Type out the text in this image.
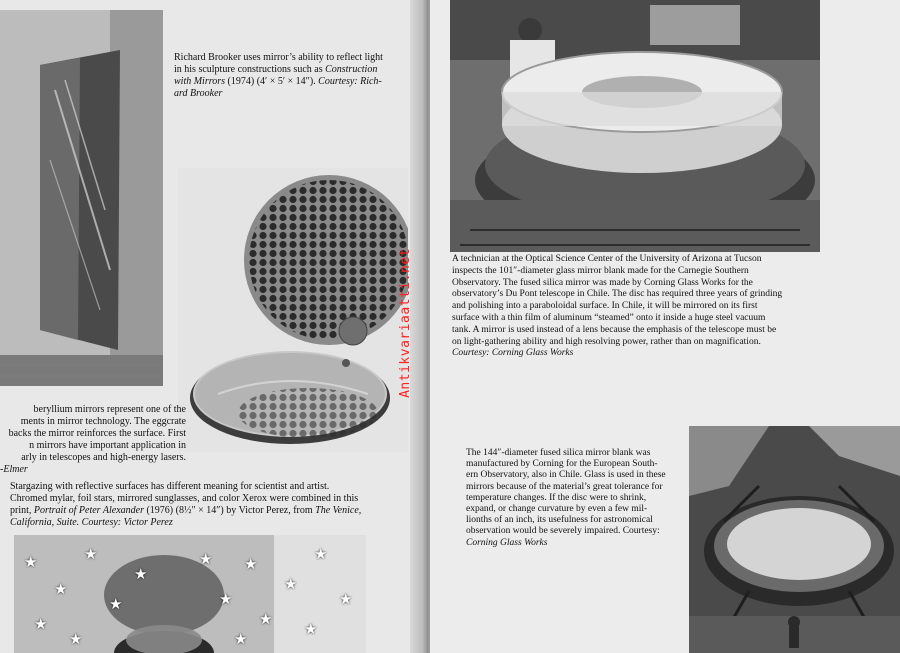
Richard Brooker uses mirror’s ability to reflect light
in his sculpture constructions such as Construction
with Mirrors (1974) (4′ × 5′ × 14″). Courtesy: Rich-
ard Brooker
beryllium mirrors represent one of the
ments in mirror technology. The eggcrate
backs the mirror reinforces the surface. First
n mirrors have important application in
arly in telescopes and high-energy lasers.
-Elmer
Stargazing with reflective surfaces has different meaning for scientist and artist.
Chromed mylar, foil stars, mirrored sunglasses, and color Xerox were combined in this
print, Portrait of Peter Alexander (1976) (8½″ × 14″) by Victor Perez, from The Venice,
California, Suite. Courtesy: Victor Perez
★
★
★
★
★
★
★
★
★
★
★
★
★
★
★
★
Antikvariaatti.net	A technician at the Optical Science Center of the University of Arizona at Tucson
inspects the 101″-diameter glass mirror blank made for the Carnegie Southern
Observatory. The fused silica mirror was made by Corning Glass Works for the
observatory’s Du Pont telescope in Chile. The disc has required three years of grinding
and polishing into a paraboloidal surface. In Chile, it will be mirrored on its first
surface with a thin film of aluminum “steamed” onto it inside a huge steel vacuum
tank. A mirror is used instead of a lens because the emphasis of the telescope must be
on light-gathering ability and high resolving power, rather than on magnification.
Courtesy: Corning Glass Works
The 144″-diameter fused silica mirror blank was
manufactured by Corning for the European South-
ern Observatory, also in Chile. Glass is used in these
mirrors because of the material’s great tolerance for
temperature changes. If the disc were to shrink,
expand, or change curvature by even a few mil-
lionths of an inch, its usefulness for astronomical
observation would be severely impaired. Courtesy:
Corning Glass Works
^^^^
▶ **GIVEN EXERCISE**: Could you repeat all of the material exactly? Pictures should not be copied.

▶ **OUTPUT**:
Type out the text in this image.
Richard Brooker uses mirror’s ability to reflect light
in his sculpture constructions such as Construction
with Mirrors (1974) (4′ × 5′ × 14″). Courtesy: Rich-
ard Brooker
beryllium mirrors represent one of the
ments in mirror technology. The eggcrate
backs the mirror reinforces the surface. First
n mirrors have important application in
arly in telescopes and high-energy lasers.
-Elmer
Stargazing with reflective surfaces has different meaning for scientist and artist.
Chromed mylar, foil stars, mirrored sunglasses, and color Xerox were combined in this
print, Portrait of Peter Alexander (1976) (8½″ × 14″) by Victor Perez, from The Venice,
California, Suite. Courtesy: Victor Perez
★
★
★
★
★
★
★
★
★
★
★
★
★
★
★
★
Antikvariaatti.net	A technician at the Optical Science Center of the University of Arizona at Tucson
inspects the 101″-diameter glass mirror blank made for the Carnegie Southern
Observatory. The fused silica mirror was made by Corning Glass Works for the
observatory’s Du Pont telescope in Chile. The disc has required three years of grinding
and polishing into a paraboloidal surface. In Chile, it will be mirrored on its first
surface with a thin film of aluminum “steamed” onto it inside a huge steel vacuum
tank. A mirror is used instead of a lens because the emphasis of the telescope must be
on light-gathering ability and high resolving power, rather than on magnification.
Courtesy: Corning Glass Works
The 144″-diameter fused silica mirror blank was
manufactured by Corning for the European South-
ern Observatory, also in Chile. Glass is used in these
mirrors because of the material’s great tolerance for
temperature changes. If the disc were to shrink,
expand, or change curvature by even a few mil-
lionths of an inch, its usefulness for astronomical
observation would be severely impaired. Courtesy:
Corning Glass Works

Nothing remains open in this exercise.